**Dataset entries**
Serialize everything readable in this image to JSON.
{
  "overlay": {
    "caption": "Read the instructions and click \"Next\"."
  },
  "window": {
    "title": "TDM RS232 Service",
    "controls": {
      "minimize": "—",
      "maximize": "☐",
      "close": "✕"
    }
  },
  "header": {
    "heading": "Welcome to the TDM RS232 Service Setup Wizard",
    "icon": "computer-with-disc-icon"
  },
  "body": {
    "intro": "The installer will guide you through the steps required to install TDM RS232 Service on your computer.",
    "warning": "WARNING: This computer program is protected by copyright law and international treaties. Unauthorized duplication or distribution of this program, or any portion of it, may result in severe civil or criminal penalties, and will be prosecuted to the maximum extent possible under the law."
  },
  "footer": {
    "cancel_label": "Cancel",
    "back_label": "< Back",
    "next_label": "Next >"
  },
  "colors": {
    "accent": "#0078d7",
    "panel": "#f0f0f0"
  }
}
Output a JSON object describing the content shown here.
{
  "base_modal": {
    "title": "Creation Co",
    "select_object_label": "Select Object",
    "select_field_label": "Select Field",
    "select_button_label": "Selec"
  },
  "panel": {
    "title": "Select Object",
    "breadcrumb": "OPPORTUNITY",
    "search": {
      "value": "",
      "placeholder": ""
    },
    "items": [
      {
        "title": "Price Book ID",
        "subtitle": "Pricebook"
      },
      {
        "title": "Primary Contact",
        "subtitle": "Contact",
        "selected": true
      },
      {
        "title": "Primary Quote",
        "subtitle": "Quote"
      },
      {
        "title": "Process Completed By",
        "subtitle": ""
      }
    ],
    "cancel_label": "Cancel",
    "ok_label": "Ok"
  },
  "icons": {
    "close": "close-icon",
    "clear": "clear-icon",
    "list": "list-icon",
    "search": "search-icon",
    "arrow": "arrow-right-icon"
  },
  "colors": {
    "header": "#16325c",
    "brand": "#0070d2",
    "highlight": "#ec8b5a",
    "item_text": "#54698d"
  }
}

**Brief**
Exactly as written, please output every entry.

**Problem solution**
Serialize everything readable in this image to JSON.
{
  "overlay": {
    "caption": "Read the instructions and click \"Next\"."
  },
  "window": {
    "title": "TDM RS232 Service",
    "controls": {
      "minimize": "—",
      "maximize": "☐",
      "close": "✕"
    }
  },
  "header": {
    "heading": "Welcome to the TDM RS232 Service Setup Wizard",
    "icon": "computer-with-disc-icon"
  },
  "body": {
    "intro": "The installer will guide you through the steps required to install TDM RS232 Service on your computer.",
    "warning": "WARNING: This computer program is protected by copyright law and international treaties. Unauthorized duplication or distribution of this program, or any portion of it, may result in severe civil or criminal penalties, and will be prosecuted to the maximum extent possible under the law."
  },
  "footer": {
    "cancel_label": "Cancel",
    "back_label": "< Back",
    "next_label": "Next >"
  },
  "colors": {
    "accent": "#0078d7",
    "panel": "#f0f0f0"
  }
}
Output a JSON object describing the content shown here.
{
  "base_modal": {
    "title": "Creation Co",
    "select_object_label": "Select Object",
    "select_field_label": "Select Field",
    "select_button_label": "Selec"
  },
  "panel": {
    "title": "Select Object",
    "breadcrumb": "OPPORTUNITY",
    "search": {
      "value": "",
      "placeholder": ""
    },
    "items": [
      {
        "title": "Price Book ID",
        "subtitle": "Pricebook"
      },
      {
        "title": "Primary Contact",
        "subtitle": "Contact",
        "selected": true
      },
      {
        "title": "Primary Quote",
        "subtitle": "Quote"
      },
      {
        "title": "Process Completed By",
        "subtitle": ""
      }
    ],
    "cancel_label": "Cancel",
    "ok_label": "Ok"
  },
  "icons": {
    "close": "close-icon",
    "clear": "clear-icon",
    "list": "list-icon",
    "search": "search-icon",
    "arrow": "arrow-right-icon"
  },
  "colors": {
    "header": "#16325c",
    "brand": "#0070d2",
    "highlight": "#ec8b5a",
    "item_text": "#54698d"
  }
}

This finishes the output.